§ Short problem: Scan the lines below for the string "violation" and copy every one that has it.

§ Record excerpts:
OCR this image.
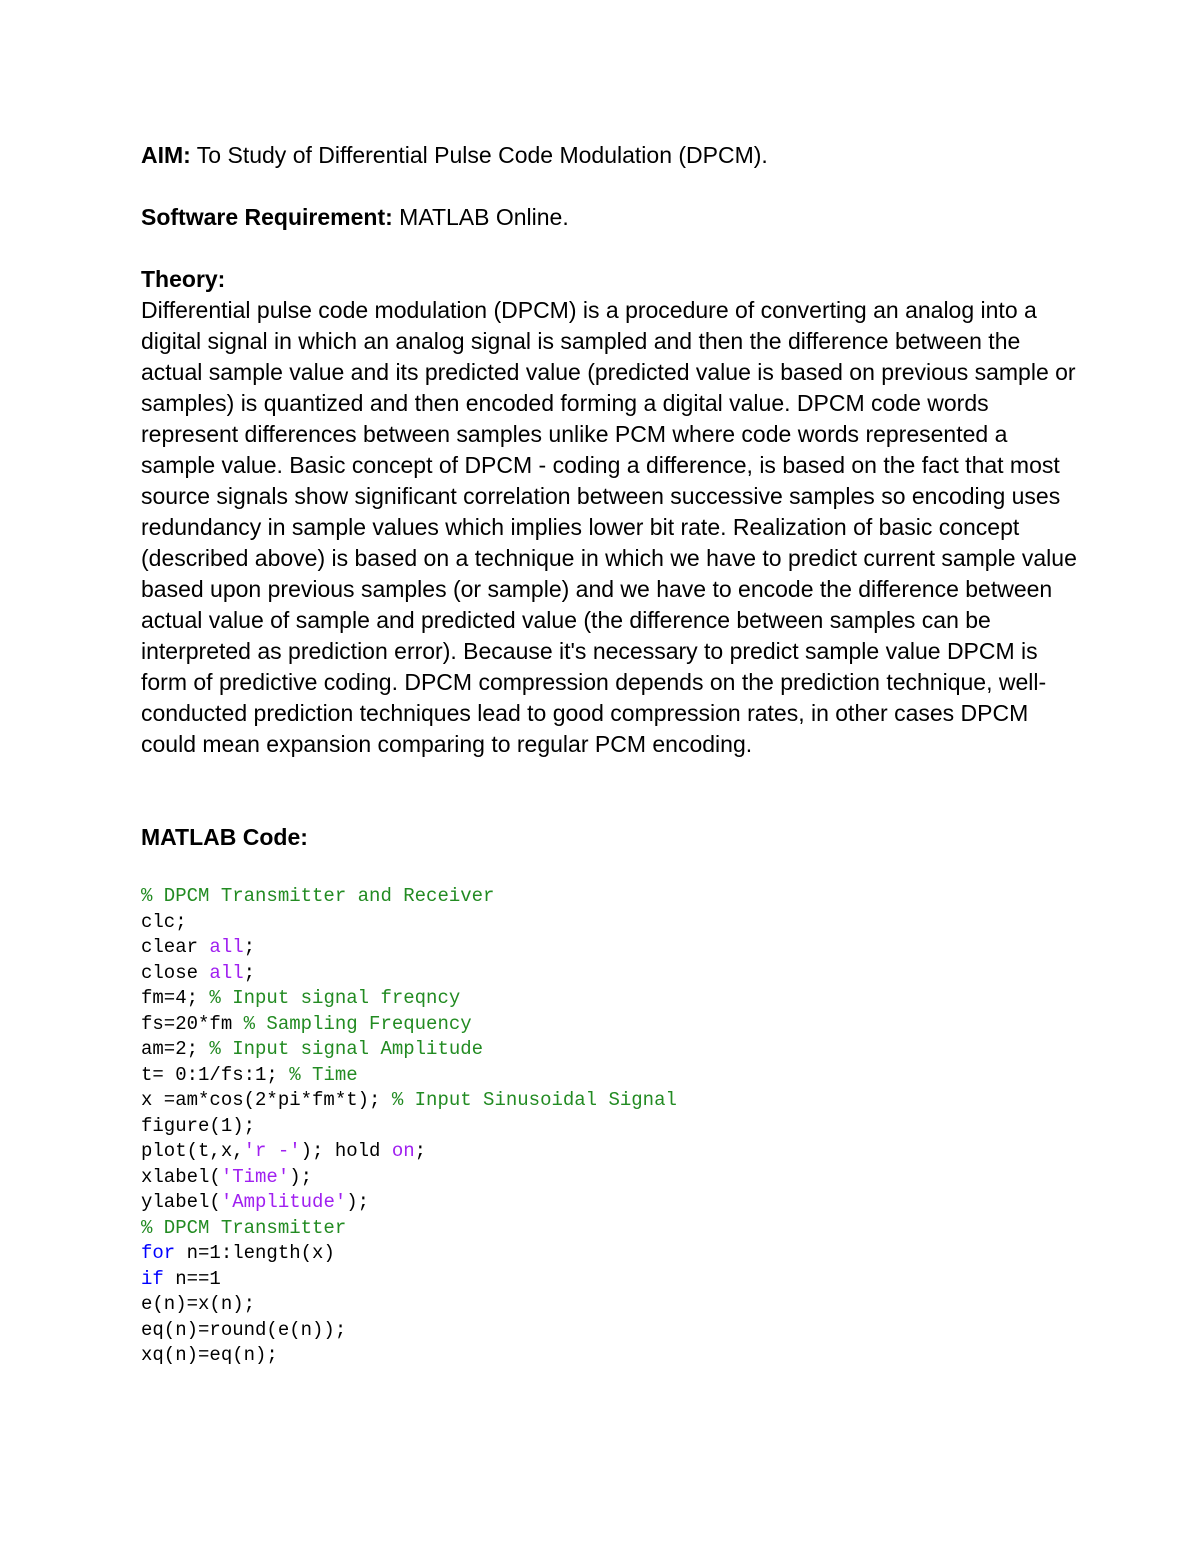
AIM: To Study of Differential Pulse Code Modulation (DPCM).

Software Requirement: MATLAB Online.

Theory:

Differential pulse code modulation (DPCM) is a procedure of converting an analog into a digital signal in which an analog signal is sampled and then the difference between the actual sample value and its predicted value (predicted value is based on previous sample or samples) is quantized and then encoded forming a digital value. DPCM code words represent differences between samples unlike PCM where code words represented a sample value. Basic concept of DPCM - coding a difference, is based on the fact that most source signals show significant correlation between successive samples so encoding uses redundancy in sample values which implies lower bit rate. Realization of basic concept (described above) is based on a technique in which we have to predict current sample value based upon previous samples (or sample) and we have to encode the difference between actual value of sample and predicted value (the difference between samples can be interpreted as prediction error). Because it's necessary to predict sample value DPCM is form of predictive coding. DPCM compression depends on the prediction technique, well-conducted prediction techniques lead to good compression rates, in other cases DPCM could mean expansion comparing to regular PCM encoding.

MATLAB Code:

% DPCM Transmitter and Receiver
clc;
clear all;
close all;
fm=4; % Input signal freqncy
fs=20*fm % Sampling Frequency
am=2; % Input signal Amplitude
t= 0:1/fs:1; % Time
x =am*cos(2*pi*fm*t); % Input Sinusoidal Signal
figure(1);
plot(t,x,'r -'); hold on;
xlabel('Time');
ylabel('Amplitude');
% DPCM Transmitter
for n=1:length(x)
if n==1
e(n)=x(n);
eq(n)=round(e(n));
xq(n)=eq(n);
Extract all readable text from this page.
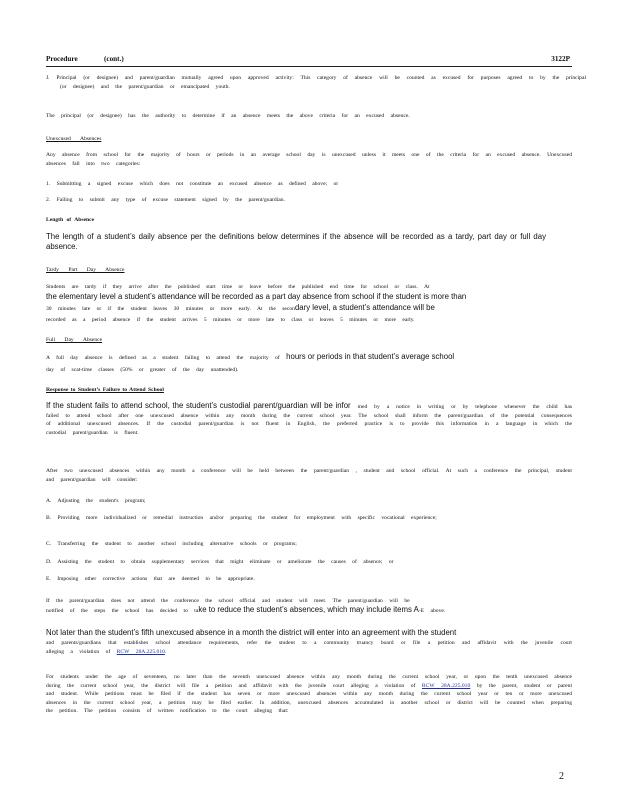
Procedure	(cont.)	3122P

J. Principal (or designee) and parent/guardian mutually agreed upon approved activity: This category of absence will be counted as excused for purposes agreed to by the principal (or designee) and the parent/guardian or emancipated youth.

The principal (or designee) has the authority to determine if an absence meets the above criteria for an excused absence.

Unexcused Absences

Any absence from school for the majority of hours or periods in an average school day is unexcused unless it meets one of the criteria for an excused absence. Unexcused absences fall into two categories:

1. Submitting a signed excuse which does not constitute an excused absence as defined above; or

2. Failing to submit any type of excuse statement signed by the parent/guardian.

Length of Absence

The length of a student’s daily absence per the definitions below determines if the absence will be recorded as a tardy, part day or full day absence.

Tardy Part Day Absence

Students are tardy if they arrive after the published start time or leave before the published end time for school or class. At

the elementary level a student’s attendance will be recorded as a part day absence from school if the student is more than

30 minutes late or if the student leaves 30 minutes or more early. At the secondary level, a student’s attendance will be

recorded as a period absence if the student arrives 5 minutes or more late to class or leaves 5 minutes or more early.

Full Day Absence

A full day absence is defined as a student failing to attend the majority of hours or periods in that student’s average school

day of scat-time classes (50% or greater of the day unattended).

Response to Student’s Failure to Attend School

If the student fails to attend school, the student’s custodial parent/guardian will be infor med by a notice in writing or by telephone whenever the child has failed to attend school after one unexcused absence within any month during the current school year. The school shall inform the parent/guardian of the potential consequences of additional unexcused absences. If the custodial parent/guardian is not fluent in English, the preferred practice is to provide this information in a language in which the custodial parent/guardian is fluent.

After two unexcused absences within any month a conference will be held between the parent/guardian , student and school official. At such a conference the principal, student and parent/guardian will consider:

A. Adjusting the student's program;

B. Providing more individualized or remedial instruction and/or preparing the student for employment with specific vocational experience;

C. Transferring the student to another school including alternative schools or programs;

D. Assisting the student to obtain supplementary services that might eliminate or ameliorate the causes of absence; or

E. Imposing other corrective actions that are deemed to be appropriate.

If the parent/guardian does not attend the conference the school official and student will meet. The parent/guardian will be

notified of the steps the school has decided to take to reduce the student’s absences, which may include items A-E above.

Not later than the student’s fifth unexcused absence in a month the district will enter into an agreement with the student

and parents/guardians that establishes school attendance requirements, refer the student to a community truancy board or file a petition and affidavit with the juvenile court alleging a violation of RCW 28A.225.010.

For students under the age of seventeen, no later than the seventh unexcused absence within any month during the current school year, or upon the tenth unexcused absence during the current school year, the district will file a petition and affidavit with the juvenile court alleging a violation of RCW 28A.225.010 by the parent, student or parent and student. While petitions must be filed if the student has seven or more unexcused absences within any month during the current school year or ten or more unexcused absences in the current school year, a petition may be filed earlier. In addition, unexcused absences accumulated in another school or district will be counted when preparing the petition. The petition consists of written notification to the court alleging that:

2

§ The answer:
and parents/guardians that establishes school attendance requirements, refer the student to a community truancy board or file a petition and affidavit with the juvenile court alleging a violation of RCW 28A.225.010.
For students under the age of seventeen, no later than the seventh unexcused absence within any month during the current school year, or upon the tenth unexcused absence during the current school year, the district will file a petition and affidavit with the juvenile court alleging a violation of RCW 28A.225.010 by the parent, student or parent and student. While petitions must be filed if the student has seven or more unexcused absences within any month during the current school year or ten or more unexcused absences in the current school year, a petition may be filed earlier. In addition, unexcused absences accumulated in another school or district will be counted when preparing the petition. The petition consists of written notification to the court alleging that:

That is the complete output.